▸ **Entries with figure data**
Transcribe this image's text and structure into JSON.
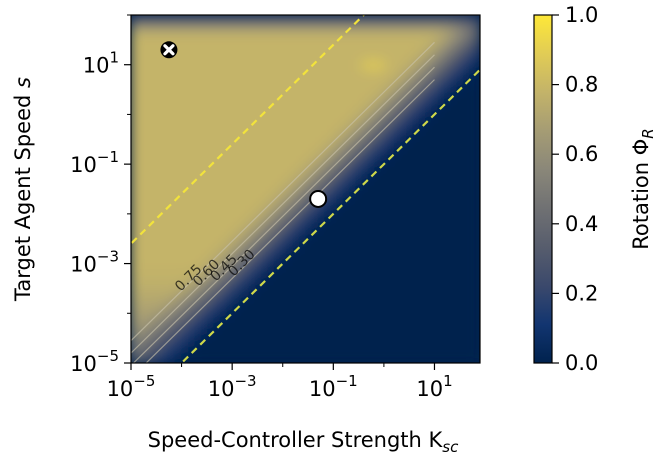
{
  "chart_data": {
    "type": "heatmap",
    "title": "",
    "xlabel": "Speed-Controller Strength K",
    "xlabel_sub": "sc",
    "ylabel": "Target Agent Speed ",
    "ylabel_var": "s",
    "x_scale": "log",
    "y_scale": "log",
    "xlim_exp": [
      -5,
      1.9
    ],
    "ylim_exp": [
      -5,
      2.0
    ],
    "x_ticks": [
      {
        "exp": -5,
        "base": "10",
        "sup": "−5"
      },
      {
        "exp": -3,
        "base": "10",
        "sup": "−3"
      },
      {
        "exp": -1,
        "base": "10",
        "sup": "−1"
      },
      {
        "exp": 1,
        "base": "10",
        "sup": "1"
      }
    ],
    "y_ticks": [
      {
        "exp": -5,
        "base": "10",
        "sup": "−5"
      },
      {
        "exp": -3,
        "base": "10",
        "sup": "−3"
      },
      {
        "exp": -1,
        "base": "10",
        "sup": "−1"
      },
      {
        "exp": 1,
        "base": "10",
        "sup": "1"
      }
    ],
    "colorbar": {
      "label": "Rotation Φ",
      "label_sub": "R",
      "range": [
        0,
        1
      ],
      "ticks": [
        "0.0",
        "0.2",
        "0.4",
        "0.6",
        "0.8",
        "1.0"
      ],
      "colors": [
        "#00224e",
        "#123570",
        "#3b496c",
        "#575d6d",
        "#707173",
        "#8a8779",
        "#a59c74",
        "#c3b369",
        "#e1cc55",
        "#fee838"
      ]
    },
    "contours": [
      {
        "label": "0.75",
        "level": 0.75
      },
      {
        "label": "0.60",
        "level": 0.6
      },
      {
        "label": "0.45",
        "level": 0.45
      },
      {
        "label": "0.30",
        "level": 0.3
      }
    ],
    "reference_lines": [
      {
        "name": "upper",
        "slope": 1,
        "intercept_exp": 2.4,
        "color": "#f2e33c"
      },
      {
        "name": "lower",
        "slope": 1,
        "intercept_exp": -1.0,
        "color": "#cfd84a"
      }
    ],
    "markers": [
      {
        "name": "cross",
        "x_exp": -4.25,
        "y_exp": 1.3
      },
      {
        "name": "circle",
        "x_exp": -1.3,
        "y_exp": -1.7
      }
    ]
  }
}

...

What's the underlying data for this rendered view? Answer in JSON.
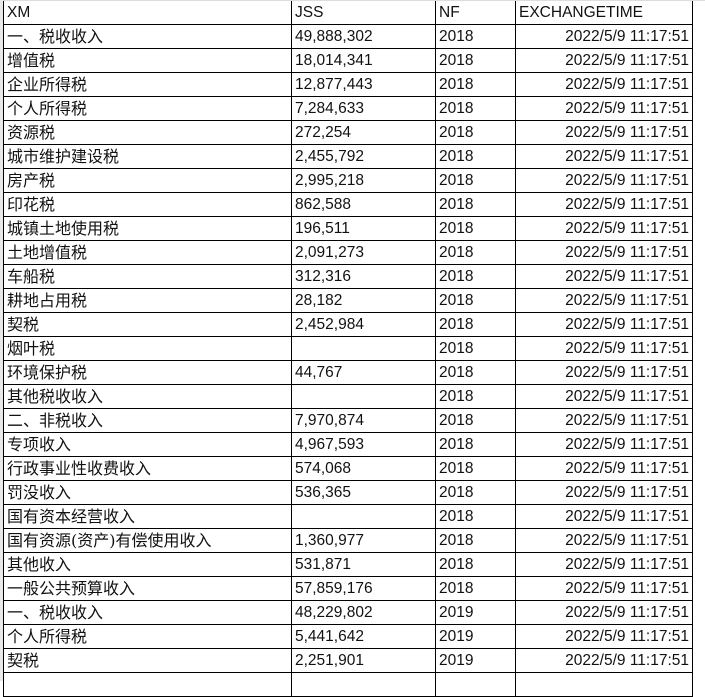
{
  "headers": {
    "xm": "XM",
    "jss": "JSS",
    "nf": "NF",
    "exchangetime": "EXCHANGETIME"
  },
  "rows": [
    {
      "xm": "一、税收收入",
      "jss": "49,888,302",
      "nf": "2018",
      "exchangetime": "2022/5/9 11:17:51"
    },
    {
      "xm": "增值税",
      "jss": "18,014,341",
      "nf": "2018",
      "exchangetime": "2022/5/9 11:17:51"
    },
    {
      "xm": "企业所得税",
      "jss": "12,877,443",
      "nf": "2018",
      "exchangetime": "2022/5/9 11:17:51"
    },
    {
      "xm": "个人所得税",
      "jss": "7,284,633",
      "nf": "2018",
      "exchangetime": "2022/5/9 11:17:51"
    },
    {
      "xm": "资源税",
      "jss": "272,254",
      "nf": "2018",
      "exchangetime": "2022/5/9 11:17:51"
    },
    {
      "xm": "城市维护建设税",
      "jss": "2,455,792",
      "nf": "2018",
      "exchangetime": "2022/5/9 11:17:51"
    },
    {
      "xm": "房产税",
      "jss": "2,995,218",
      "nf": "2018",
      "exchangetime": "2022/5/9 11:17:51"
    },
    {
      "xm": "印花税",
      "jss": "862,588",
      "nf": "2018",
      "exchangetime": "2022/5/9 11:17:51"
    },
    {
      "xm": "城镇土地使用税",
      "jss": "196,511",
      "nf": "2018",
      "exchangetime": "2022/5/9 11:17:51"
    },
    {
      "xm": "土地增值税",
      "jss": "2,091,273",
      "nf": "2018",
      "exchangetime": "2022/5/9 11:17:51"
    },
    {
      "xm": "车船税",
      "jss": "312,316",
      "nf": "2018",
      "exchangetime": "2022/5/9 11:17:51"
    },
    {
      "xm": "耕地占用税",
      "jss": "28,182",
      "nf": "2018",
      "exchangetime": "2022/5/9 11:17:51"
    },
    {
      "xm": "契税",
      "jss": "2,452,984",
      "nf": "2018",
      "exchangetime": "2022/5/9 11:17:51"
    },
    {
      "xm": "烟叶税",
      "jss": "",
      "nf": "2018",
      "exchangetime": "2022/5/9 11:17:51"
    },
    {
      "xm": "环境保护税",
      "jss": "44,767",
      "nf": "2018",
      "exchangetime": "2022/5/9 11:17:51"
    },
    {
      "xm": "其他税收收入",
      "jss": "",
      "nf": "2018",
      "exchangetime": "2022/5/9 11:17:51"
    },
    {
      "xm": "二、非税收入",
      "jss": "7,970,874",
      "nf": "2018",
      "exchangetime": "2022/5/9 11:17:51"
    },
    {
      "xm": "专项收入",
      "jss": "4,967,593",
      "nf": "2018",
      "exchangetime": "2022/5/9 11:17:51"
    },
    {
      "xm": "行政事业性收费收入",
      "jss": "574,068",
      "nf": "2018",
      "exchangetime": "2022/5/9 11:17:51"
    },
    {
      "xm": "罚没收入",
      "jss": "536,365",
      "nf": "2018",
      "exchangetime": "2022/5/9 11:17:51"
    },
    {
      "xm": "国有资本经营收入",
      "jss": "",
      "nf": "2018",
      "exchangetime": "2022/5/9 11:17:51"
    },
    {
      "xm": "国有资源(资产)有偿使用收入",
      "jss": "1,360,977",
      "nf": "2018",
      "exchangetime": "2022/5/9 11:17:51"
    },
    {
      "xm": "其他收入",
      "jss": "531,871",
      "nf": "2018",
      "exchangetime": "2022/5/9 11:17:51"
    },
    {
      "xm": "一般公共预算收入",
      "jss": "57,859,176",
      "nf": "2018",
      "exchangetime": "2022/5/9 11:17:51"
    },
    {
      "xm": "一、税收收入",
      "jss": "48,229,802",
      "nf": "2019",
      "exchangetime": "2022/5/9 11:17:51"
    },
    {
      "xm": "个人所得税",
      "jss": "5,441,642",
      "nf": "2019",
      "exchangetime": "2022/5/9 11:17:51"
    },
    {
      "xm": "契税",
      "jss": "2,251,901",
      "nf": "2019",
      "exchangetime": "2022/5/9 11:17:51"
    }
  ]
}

▸ **EXERCISE OBJECTIVE**
Pull out each line of the entries that contains "level".

▸ **TASK RESULT**
        "level": 0.75
        "level": 0.6
        "level": 0.45
        "level": 0.3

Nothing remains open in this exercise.